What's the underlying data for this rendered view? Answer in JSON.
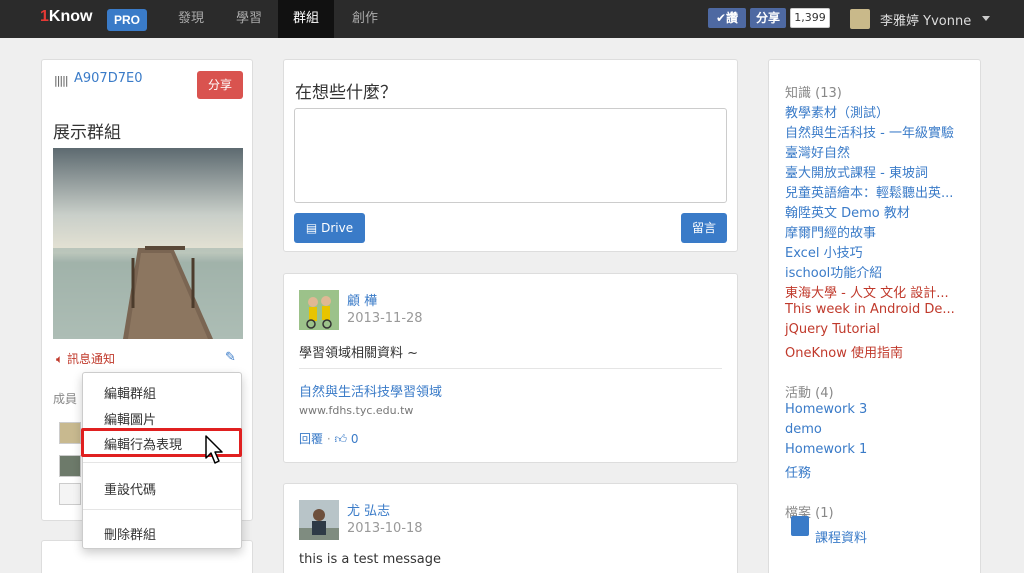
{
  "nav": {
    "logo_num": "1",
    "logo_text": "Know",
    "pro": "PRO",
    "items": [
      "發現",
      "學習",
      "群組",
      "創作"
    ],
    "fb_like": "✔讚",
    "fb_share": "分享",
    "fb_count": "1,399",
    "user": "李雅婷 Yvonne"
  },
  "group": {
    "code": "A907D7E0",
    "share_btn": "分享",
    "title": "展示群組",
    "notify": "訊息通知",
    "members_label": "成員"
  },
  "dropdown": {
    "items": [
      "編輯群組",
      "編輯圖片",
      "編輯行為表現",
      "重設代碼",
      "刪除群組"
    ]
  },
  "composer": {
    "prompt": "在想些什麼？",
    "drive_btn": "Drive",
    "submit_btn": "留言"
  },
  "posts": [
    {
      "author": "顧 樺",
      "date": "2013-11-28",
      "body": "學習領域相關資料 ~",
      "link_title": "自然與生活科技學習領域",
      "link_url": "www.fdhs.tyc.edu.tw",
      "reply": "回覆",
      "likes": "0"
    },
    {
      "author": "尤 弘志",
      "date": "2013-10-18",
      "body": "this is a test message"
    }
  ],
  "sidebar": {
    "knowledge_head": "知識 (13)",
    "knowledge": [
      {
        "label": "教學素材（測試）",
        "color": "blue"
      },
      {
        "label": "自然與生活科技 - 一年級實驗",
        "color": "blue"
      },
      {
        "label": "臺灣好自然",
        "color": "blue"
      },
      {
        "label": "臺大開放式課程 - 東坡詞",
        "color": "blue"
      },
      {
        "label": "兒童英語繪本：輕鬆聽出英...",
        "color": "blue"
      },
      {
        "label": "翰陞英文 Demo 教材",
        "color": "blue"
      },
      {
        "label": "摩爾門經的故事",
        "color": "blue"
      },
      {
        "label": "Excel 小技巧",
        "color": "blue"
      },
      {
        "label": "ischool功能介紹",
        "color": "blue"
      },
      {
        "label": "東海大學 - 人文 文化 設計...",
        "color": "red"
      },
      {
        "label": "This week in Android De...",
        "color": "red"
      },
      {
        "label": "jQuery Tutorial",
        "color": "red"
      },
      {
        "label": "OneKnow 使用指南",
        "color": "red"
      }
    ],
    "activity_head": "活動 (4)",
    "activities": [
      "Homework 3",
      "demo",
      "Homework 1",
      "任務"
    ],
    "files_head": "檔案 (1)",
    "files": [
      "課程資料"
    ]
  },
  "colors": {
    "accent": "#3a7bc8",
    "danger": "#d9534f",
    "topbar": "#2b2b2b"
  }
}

● ● ● ● ● ● ●

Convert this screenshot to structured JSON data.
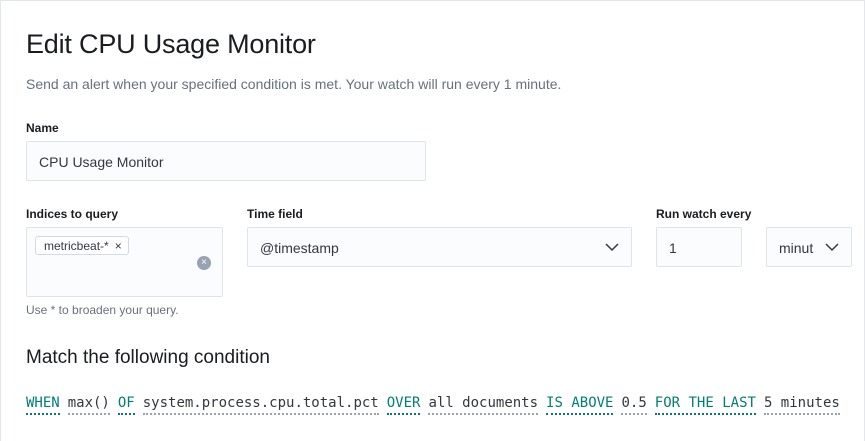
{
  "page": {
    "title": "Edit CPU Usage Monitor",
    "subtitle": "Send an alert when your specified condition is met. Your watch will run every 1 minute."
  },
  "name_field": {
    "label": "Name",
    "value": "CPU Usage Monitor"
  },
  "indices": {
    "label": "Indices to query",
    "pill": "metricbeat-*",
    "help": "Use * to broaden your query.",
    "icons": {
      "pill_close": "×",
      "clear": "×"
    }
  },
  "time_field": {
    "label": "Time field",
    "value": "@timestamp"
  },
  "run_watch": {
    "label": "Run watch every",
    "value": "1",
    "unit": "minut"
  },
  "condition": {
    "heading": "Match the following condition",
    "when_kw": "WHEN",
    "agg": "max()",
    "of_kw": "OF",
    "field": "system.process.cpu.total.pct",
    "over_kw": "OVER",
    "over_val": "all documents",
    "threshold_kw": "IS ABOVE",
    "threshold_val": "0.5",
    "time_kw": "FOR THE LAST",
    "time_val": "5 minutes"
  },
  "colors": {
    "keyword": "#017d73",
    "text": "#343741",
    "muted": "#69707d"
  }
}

● ● ● ● ● ● ●

TASK TO COMPLETE – Lines containing the word "condition" are to be tallied; report only the total.

OUTPUT BELOW – 3